▸ Written request: Find the word "this" in the listing; pull out each line holding it.

▸ Supplied records:
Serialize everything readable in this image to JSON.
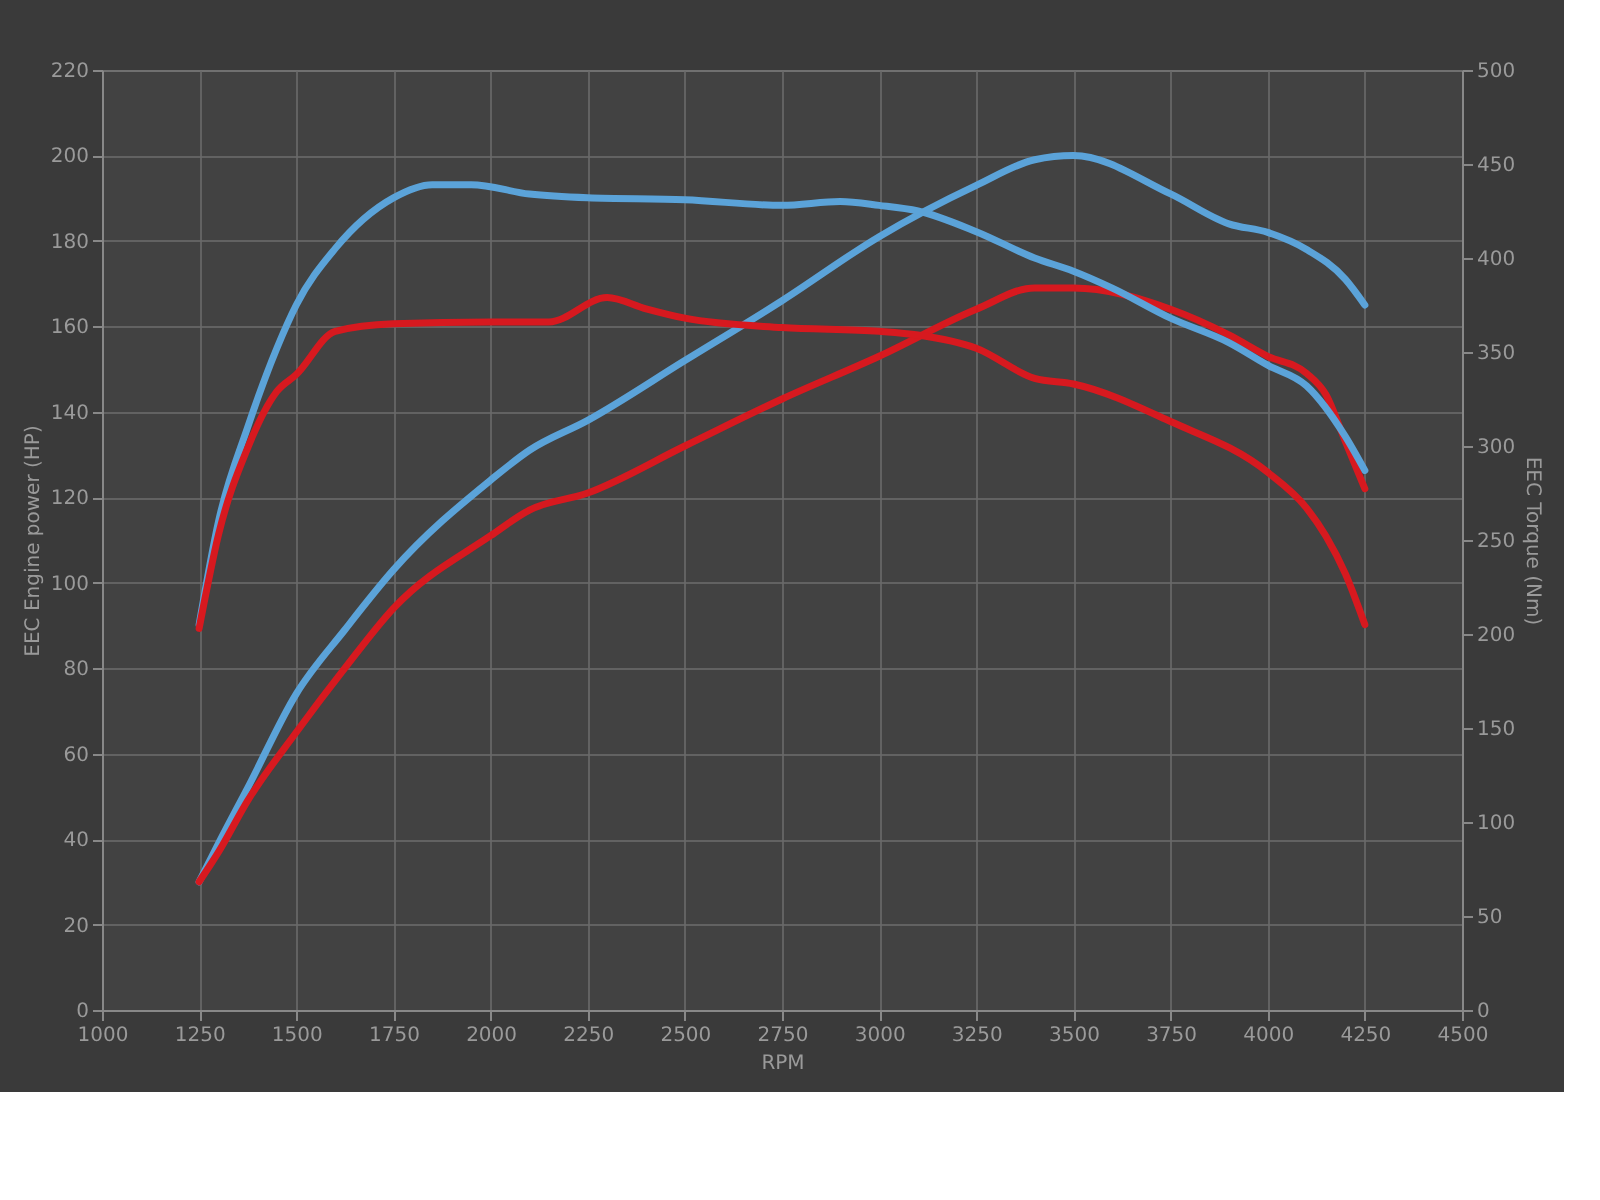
{
  "chart_data": {
    "type": "line",
    "xlabel": "RPM",
    "ylabel": "EEC Engine power (HP)",
    "y2label": "EEC Torque (Nm)",
    "xlim": [
      1000,
      4500
    ],
    "xticks": [
      1000,
      1250,
      1500,
      1750,
      2000,
      2250,
      2500,
      2750,
      3000,
      3250,
      3500,
      3750,
      4000,
      4250,
      4500
    ],
    "ylim": [
      0,
      220
    ],
    "yticks": [
      0,
      20,
      40,
      60,
      80,
      100,
      120,
      140,
      160,
      180,
      200,
      220
    ],
    "y2lim": [
      0,
      500
    ],
    "y2ticks": [
      0,
      50,
      100,
      150,
      200,
      250,
      300,
      350,
      400,
      450,
      500
    ],
    "grid": true,
    "legend": false,
    "marker": "none",
    "line_style": "solid",
    "series": [
      {
        "color": "#5ba3d9",
        "x": [
          1250,
          1300,
          1375,
          1500,
          1625,
          1750,
          2000,
          2100,
          2250,
          2500,
          2750,
          3000,
          3250,
          3400,
          3500,
          3750,
          3900,
          4000,
          4100,
          4200,
          4250
        ],
        "values": [
          30,
          39,
          52,
          74,
          89,
          103,
          124,
          131,
          138,
          152,
          166,
          181,
          193,
          199,
          200,
          191,
          184,
          182,
          178,
          171,
          165
        ]
      },
      {
        "color": "#d7191f",
        "x": [
          1250,
          1300,
          1375,
          1500,
          1625,
          1750,
          2000,
          2100,
          2250,
          2500,
          2750,
          3000,
          3250,
          3400,
          3500,
          3750,
          3900,
          4000,
          4100,
          4150,
          4200,
          4250
        ],
        "values": [
          30,
          37,
          49,
          65,
          80,
          94,
          111,
          117,
          121,
          132,
          143,
          153,
          164,
          169,
          169,
          164,
          158,
          153,
          149,
          144,
          133,
          122
        ]
      },
      {
        "color": "#5ba3d9",
        "axis": "y2",
        "x": [
          1250,
          1300,
          1375,
          1450,
          1500,
          1600,
          1750,
          1850,
          1950,
          2100,
          2250,
          2500,
          2750,
          2900,
          3000,
          3100,
          3250,
          3400,
          3500,
          3600,
          3750,
          3900,
          4000,
          4100,
          4200,
          4250
        ],
        "values": [
          205,
          260,
          310,
          352,
          375,
          405,
          432,
          439,
          439,
          434,
          432,
          431,
          428,
          430,
          428,
          425,
          414,
          400,
          393,
          384,
          368,
          355,
          343,
          332,
          305,
          287
        ]
      },
      {
        "color": "#d7191f",
        "axis": "y2",
        "x": [
          1250,
          1300,
          1375,
          1450,
          1500,
          1600,
          1750,
          2000,
          2150,
          2300,
          2400,
          2500,
          2750,
          3000,
          3100,
          3250,
          3400,
          3500,
          3750,
          4000,
          4100,
          4150,
          4200,
          4250
        ],
        "values": [
          203,
          253,
          299,
          329,
          338,
          361,
          365,
          366,
          366,
          379,
          373,
          368,
          363,
          361,
          359,
          352,
          336,
          333,
          313,
          286,
          267,
          252,
          232,
          205
        ]
      }
    ]
  }
}
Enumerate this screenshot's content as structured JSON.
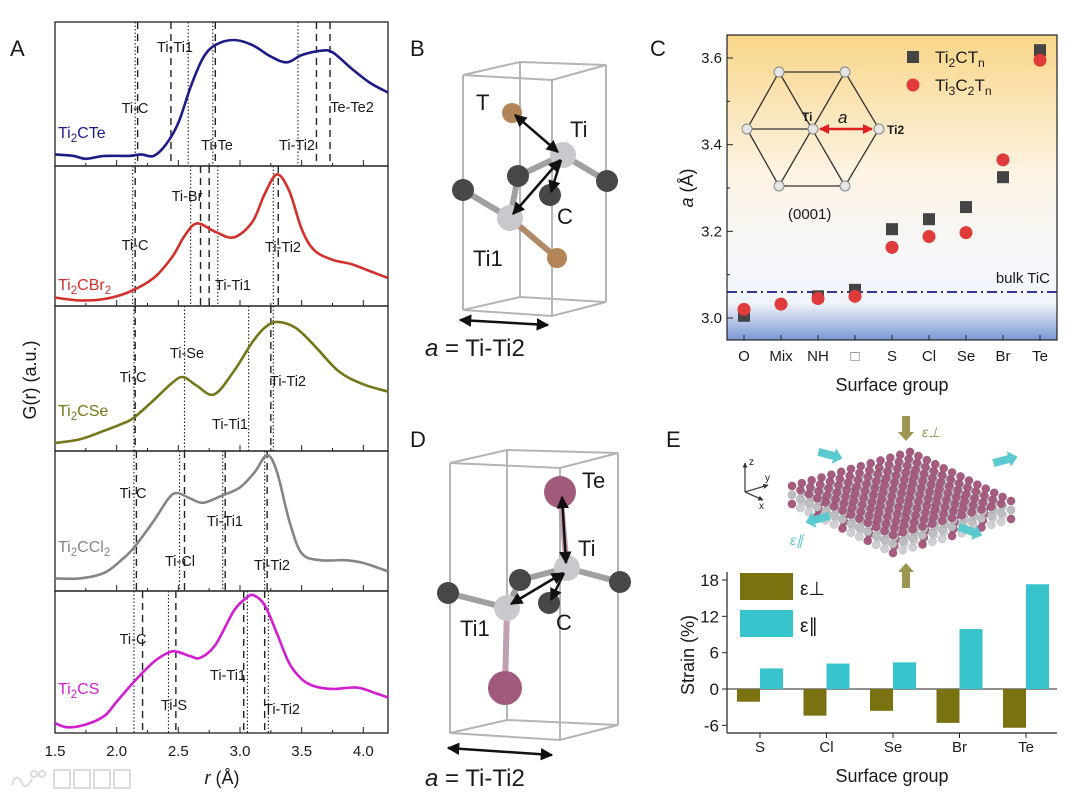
{
  "panel_labels": {
    "A": "A",
    "B": "B",
    "C": "C",
    "D": "D",
    "E": "E"
  },
  "watermark": "大数跨境",
  "panel_b": {
    "T": "T",
    "Ti": "Ti",
    "C": "C",
    "Ti1": "Ti1",
    "caption_a": "a",
    "caption_rest": " = Ti-Ti2"
  },
  "panel_d": {
    "Te": "Te",
    "Ti": "Ti",
    "C": "C",
    "Ti1": "Ti1",
    "caption_a": "a",
    "caption_rest": " = Ti-Ti2"
  },
  "panel_c_inset": {
    "Ti": "Ti",
    "a": "a",
    "Ti2": "Ti2",
    "plane": "(0001)"
  },
  "panel_e_inset": {
    "axis_z": "z",
    "axis_y": "y",
    "axis_x": "x",
    "eps_perp": "ε⊥",
    "eps_par": "ε∥"
  },
  "colors": {
    "Ti2CTe": "#1c1c86",
    "Ti2CBr2": "#d2302c",
    "Ti2CSe": "#76761a",
    "Ti2CCl2": "#858585",
    "Ti2CS": "#d01ed0",
    "square": "#444444",
    "circle": "#e03a3a",
    "bulk": "#1c1c86",
    "eps_perp": "#7a7210",
    "eps_par": "#38c4cc"
  },
  "chart_data": [
    {
      "type": "line",
      "title": "A",
      "xlabel_var": "r",
      "xlabel_unit": " (Å)",
      "ylabel": "G(r) (a.u.)",
      "xlim": [
        1.5,
        4.2
      ],
      "xticks": [
        "1.5",
        "2.0",
        "2.5",
        "3.0",
        "3.5",
        "4.0"
      ],
      "series": [
        {
          "name": "Ti2CTe",
          "r": [
            1.5,
            1.65,
            1.75,
            1.9,
            2.1,
            2.2,
            2.3,
            2.4,
            2.5,
            2.6,
            2.7,
            2.8,
            2.95,
            3.1,
            3.25,
            3.38,
            3.5,
            3.65,
            3.75,
            3.9,
            4.05,
            4.2
          ],
          "g": [
            0.08,
            0.07,
            0.05,
            0.07,
            0.07,
            0.08,
            0.07,
            0.15,
            0.3,
            0.55,
            0.75,
            0.84,
            0.875,
            0.84,
            0.76,
            0.72,
            0.77,
            0.8,
            0.79,
            0.68,
            0.58,
            0.51
          ],
          "lines": [
            {
              "r": 2.15,
              "style": "dot"
            },
            {
              "r": 2.17,
              "style": "dash"
            },
            {
              "r": 2.44,
              "style": "dash"
            },
            {
              "r": 2.58,
              "style": "dot"
            },
            {
              "r": 2.78,
              "style": "dot"
            },
            {
              "r": 2.8,
              "style": "dash"
            },
            {
              "r": 3.47,
              "style": "dot"
            },
            {
              "r": 3.62,
              "style": "dash"
            },
            {
              "r": 3.73,
              "style": "dash"
            }
          ],
          "labels": [
            "Ti-C",
            "Ti-Ti1",
            "Ti-Te",
            "Ti-Ti2",
            "Te-Te2"
          ]
        },
        {
          "name": "Ti2CBr2",
          "r": [
            1.5,
            1.7,
            1.9,
            2.1,
            2.3,
            2.45,
            2.55,
            2.65,
            2.8,
            2.95,
            3.1,
            3.2,
            3.3,
            3.4,
            3.5,
            3.6,
            3.75,
            3.9,
            4.05,
            4.2
          ],
          "g": [
            0.06,
            0.04,
            0.05,
            0.1,
            0.2,
            0.35,
            0.5,
            0.59,
            0.53,
            0.49,
            0.6,
            0.8,
            0.94,
            0.82,
            0.55,
            0.4,
            0.33,
            0.3,
            0.25,
            0.2
          ],
          "lines": [
            {
              "r": 2.13,
              "style": "dot"
            },
            {
              "r": 2.15,
              "style": "dash"
            },
            {
              "r": 2.6,
              "style": "dot"
            },
            {
              "r": 2.68,
              "style": "dash"
            },
            {
              "r": 2.75,
              "style": "dash"
            },
            {
              "r": 2.82,
              "style": "dot"
            },
            {
              "r": 3.27,
              "style": "dot"
            },
            {
              "r": 3.31,
              "style": "dash"
            }
          ],
          "labels": [
            "Ti-Br",
            "Ti-C",
            "Ti-Ti1",
            "Ti-Ti2"
          ]
        },
        {
          "name": "Ti2CSe",
          "r": [
            1.5,
            1.7,
            1.9,
            2.05,
            2.14,
            2.3,
            2.45,
            2.54,
            2.65,
            2.79,
            2.95,
            3.1,
            3.2,
            3.3,
            3.45,
            3.6,
            3.8,
            4.0,
            4.2
          ],
          "g": [
            0.055,
            0.08,
            0.14,
            0.19,
            0.23,
            0.35,
            0.47,
            0.51,
            0.45,
            0.39,
            0.55,
            0.75,
            0.85,
            0.89,
            0.85,
            0.73,
            0.55,
            0.46,
            0.41
          ],
          "lines": [
            {
              "r": 2.14,
              "style": "dot"
            },
            {
              "r": 2.15,
              "style": "dash"
            },
            {
              "r": 2.55,
              "style": "dot"
            },
            {
              "r": 3.07,
              "style": "dot"
            },
            {
              "r": 3.25,
              "style": "dash"
            },
            {
              "r": 3.27,
              "style": "dot"
            }
          ],
          "labels": [
            "Ti-C",
            "Ti-Se",
            "Ti-Ti2",
            "Ti-Ti1"
          ]
        },
        {
          "name": "Ti2CCl2",
          "r": [
            1.5,
            1.7,
            1.9,
            2.05,
            2.14,
            2.3,
            2.42,
            2.49,
            2.6,
            2.7,
            2.85,
            3.0,
            3.12,
            3.22,
            3.3,
            3.4,
            3.5,
            3.65,
            3.85,
            4.0,
            4.2
          ],
          "g": [
            0.09,
            0.09,
            0.13,
            0.23,
            0.31,
            0.5,
            0.66,
            0.7,
            0.66,
            0.63,
            0.68,
            0.74,
            0.85,
            0.97,
            0.85,
            0.5,
            0.27,
            0.22,
            0.22,
            0.2,
            0.14
          ],
          "lines": [
            {
              "r": 2.14,
              "style": "dot"
            },
            {
              "r": 2.16,
              "style": "dash"
            },
            {
              "r": 2.51,
              "style": "dot"
            },
            {
              "r": 2.55,
              "style": "dash"
            },
            {
              "r": 2.86,
              "style": "dot"
            },
            {
              "r": 2.88,
              "style": "dash"
            },
            {
              "r": 3.2,
              "style": "dot"
            },
            {
              "r": 3.22,
              "style": "dash"
            }
          ],
          "labels": [
            "Ti-C",
            "Ti-Ti1",
            "Ti-Cl",
            "Ti-Ti2"
          ]
        },
        {
          "name": "Ti2CS",
          "r": [
            1.5,
            1.6,
            1.75,
            1.9,
            2.0,
            2.14,
            2.3,
            2.43,
            2.5,
            2.6,
            2.68,
            2.8,
            2.95,
            3.05,
            3.11,
            3.2,
            3.3,
            3.4,
            3.5,
            3.6,
            3.75,
            3.95,
            4.1,
            4.2
          ],
          "g": [
            0.07,
            0.04,
            0.06,
            0.12,
            0.22,
            0.36,
            0.5,
            0.57,
            0.57,
            0.54,
            0.53,
            0.62,
            0.86,
            0.95,
            0.97,
            0.9,
            0.7,
            0.49,
            0.38,
            0.33,
            0.31,
            0.32,
            0.28,
            0.25
          ],
          "lines": [
            {
              "r": 2.14,
              "style": "dot"
            },
            {
              "r": 2.21,
              "style": "dash"
            },
            {
              "r": 2.42,
              "style": "dot"
            },
            {
              "r": 2.48,
              "style": "dash"
            },
            {
              "r": 3.03,
              "style": "dash"
            },
            {
              "r": 3.06,
              "style": "dot"
            },
            {
              "r": 3.2,
              "style": "dash"
            },
            {
              "r": 3.23,
              "style": "dot"
            }
          ],
          "labels": [
            "Ti-C",
            "Ti-Ti1",
            "Ti-S",
            "Ti-Ti2"
          ]
        }
      ]
    },
    {
      "type": "scatter",
      "title": "C",
      "xlabel": "Surface group",
      "ylabel_var": "a",
      "ylabel_unit": " (Å)",
      "categories": [
        "O",
        "Mix",
        "NH",
        "□",
        "S",
        "Cl",
        "Se",
        "Br",
        "Te"
      ],
      "ylim": [
        2.95,
        3.65
      ],
      "yticks": [
        "3.0",
        "3.2",
        "3.4",
        "3.6"
      ],
      "series": [
        {
          "name": "Ti2CTn",
          "marker": "square",
          "values": [
            3.005,
            null,
            3.05,
            3.065,
            3.205,
            3.228,
            3.256,
            3.325,
            3.618
          ]
        },
        {
          "name": "Ti3C2Tn",
          "marker": "circle",
          "values": [
            3.02,
            3.032,
            3.045,
            3.05,
            3.163,
            3.188,
            3.197,
            3.365,
            3.595
          ]
        }
      ],
      "reference": {
        "label": "bulk TiC",
        "value": 3.06
      }
    },
    {
      "type": "bar",
      "title": "E",
      "xlabel": "Surface group",
      "ylabel": "Strain (%)",
      "categories": [
        "S",
        "Cl",
        "Se",
        "Br",
        "Te"
      ],
      "ylim": [
        -6.5,
        19
      ],
      "yticks": [
        "-6",
        "0",
        "6",
        "12",
        "18"
      ],
      "series": [
        {
          "name": "ε⊥",
          "values": [
            -2.1,
            -4.4,
            -3.6,
            -5.6,
            -6.4
          ]
        },
        {
          "name": "ε∥",
          "values": [
            3.4,
            4.2,
            4.4,
            9.9,
            17.3
          ]
        }
      ]
    }
  ]
}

▸ Expected answer:
Serialize everything readable in this image to JSON.
Enumerate this screenshot's content as structured JSON.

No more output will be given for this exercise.